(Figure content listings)
==================================================

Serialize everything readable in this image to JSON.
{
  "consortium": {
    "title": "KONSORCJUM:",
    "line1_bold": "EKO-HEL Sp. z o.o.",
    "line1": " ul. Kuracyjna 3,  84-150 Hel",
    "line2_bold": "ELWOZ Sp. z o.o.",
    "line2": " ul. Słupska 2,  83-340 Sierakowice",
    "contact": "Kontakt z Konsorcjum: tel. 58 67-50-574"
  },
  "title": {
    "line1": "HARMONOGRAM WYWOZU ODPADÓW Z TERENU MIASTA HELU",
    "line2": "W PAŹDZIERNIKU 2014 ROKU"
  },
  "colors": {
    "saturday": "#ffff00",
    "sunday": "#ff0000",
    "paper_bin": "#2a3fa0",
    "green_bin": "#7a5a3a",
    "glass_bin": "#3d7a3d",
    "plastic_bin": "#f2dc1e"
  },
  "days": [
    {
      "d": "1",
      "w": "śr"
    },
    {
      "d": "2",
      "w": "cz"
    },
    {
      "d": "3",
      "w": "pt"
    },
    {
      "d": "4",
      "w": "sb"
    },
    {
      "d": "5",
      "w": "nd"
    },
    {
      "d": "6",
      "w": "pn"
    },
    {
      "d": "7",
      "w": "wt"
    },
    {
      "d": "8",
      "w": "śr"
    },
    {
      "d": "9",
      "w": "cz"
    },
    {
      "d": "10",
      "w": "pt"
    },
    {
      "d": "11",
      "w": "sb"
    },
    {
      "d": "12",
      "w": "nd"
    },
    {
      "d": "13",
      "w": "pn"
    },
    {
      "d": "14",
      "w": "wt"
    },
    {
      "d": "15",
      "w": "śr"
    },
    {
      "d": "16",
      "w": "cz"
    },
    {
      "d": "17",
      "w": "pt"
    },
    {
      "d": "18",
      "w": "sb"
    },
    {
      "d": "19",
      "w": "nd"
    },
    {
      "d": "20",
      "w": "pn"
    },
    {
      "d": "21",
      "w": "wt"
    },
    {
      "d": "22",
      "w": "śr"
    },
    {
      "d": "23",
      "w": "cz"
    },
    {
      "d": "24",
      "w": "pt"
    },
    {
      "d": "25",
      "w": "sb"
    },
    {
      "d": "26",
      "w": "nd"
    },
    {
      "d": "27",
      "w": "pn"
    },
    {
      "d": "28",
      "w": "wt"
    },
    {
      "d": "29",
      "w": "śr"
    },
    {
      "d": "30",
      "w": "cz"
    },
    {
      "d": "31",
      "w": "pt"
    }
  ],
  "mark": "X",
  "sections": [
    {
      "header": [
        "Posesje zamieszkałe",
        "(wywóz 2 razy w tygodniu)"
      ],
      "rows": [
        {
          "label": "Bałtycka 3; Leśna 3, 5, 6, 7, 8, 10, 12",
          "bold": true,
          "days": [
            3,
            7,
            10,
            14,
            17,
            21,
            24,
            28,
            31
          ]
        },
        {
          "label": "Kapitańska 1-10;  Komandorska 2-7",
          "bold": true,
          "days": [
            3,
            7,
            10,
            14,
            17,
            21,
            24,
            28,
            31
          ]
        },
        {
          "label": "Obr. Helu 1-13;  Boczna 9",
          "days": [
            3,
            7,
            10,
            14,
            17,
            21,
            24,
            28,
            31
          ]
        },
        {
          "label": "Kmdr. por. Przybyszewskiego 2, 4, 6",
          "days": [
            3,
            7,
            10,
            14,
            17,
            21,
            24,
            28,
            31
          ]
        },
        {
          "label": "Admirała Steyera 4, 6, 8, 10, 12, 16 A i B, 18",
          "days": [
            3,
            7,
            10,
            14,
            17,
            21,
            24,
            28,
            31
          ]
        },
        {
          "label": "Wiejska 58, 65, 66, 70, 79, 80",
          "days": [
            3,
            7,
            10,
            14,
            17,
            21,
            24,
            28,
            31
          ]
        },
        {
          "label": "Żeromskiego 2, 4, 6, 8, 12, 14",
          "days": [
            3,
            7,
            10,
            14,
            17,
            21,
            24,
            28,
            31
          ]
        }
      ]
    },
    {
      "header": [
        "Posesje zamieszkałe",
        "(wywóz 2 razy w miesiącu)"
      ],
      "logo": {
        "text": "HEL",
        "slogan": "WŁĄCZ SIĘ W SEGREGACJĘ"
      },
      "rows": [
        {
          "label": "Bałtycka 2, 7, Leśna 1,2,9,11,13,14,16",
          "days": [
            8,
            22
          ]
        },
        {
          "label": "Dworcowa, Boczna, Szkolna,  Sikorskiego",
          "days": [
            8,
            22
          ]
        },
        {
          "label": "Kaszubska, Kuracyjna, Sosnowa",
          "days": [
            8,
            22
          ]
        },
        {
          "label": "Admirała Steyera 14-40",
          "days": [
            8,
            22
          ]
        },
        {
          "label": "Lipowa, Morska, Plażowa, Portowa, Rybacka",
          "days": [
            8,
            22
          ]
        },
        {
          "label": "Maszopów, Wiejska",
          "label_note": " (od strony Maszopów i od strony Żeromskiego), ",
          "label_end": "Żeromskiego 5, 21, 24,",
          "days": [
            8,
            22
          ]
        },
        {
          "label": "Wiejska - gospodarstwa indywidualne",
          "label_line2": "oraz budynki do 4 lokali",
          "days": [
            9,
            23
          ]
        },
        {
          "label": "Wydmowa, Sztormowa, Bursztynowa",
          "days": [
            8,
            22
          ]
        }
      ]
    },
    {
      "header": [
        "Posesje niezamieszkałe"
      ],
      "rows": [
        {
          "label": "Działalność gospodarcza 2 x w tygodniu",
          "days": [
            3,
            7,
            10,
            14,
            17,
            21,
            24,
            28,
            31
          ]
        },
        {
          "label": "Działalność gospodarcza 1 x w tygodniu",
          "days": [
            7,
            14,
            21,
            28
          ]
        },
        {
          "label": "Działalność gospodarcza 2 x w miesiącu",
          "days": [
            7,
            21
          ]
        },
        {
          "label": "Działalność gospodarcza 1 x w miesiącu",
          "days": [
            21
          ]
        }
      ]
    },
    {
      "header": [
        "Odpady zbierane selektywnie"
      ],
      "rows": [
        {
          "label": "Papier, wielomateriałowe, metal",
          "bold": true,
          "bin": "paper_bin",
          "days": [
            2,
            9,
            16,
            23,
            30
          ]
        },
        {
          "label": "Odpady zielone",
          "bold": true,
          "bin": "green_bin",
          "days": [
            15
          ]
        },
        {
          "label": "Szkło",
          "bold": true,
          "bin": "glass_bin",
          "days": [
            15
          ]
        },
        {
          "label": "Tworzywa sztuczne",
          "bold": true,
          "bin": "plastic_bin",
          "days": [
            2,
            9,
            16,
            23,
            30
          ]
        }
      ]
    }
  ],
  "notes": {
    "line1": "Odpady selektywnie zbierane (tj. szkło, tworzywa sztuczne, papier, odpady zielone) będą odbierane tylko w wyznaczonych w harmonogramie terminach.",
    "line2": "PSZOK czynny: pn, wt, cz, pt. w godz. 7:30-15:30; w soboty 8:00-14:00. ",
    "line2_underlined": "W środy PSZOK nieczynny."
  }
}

==================================================

### [PROMPT]
Go through the lines above. Select every one that has the string "Żeromskiego".

### [TASK OUTPUT]
          "label": "Żeromskiego 2, 4, 6, 8, 12, 14",
          "label_note": " (od strony Maszopów i od strony Żeromskiego), ",
          "label_end": "Żeromskiego 5, 21, 24,",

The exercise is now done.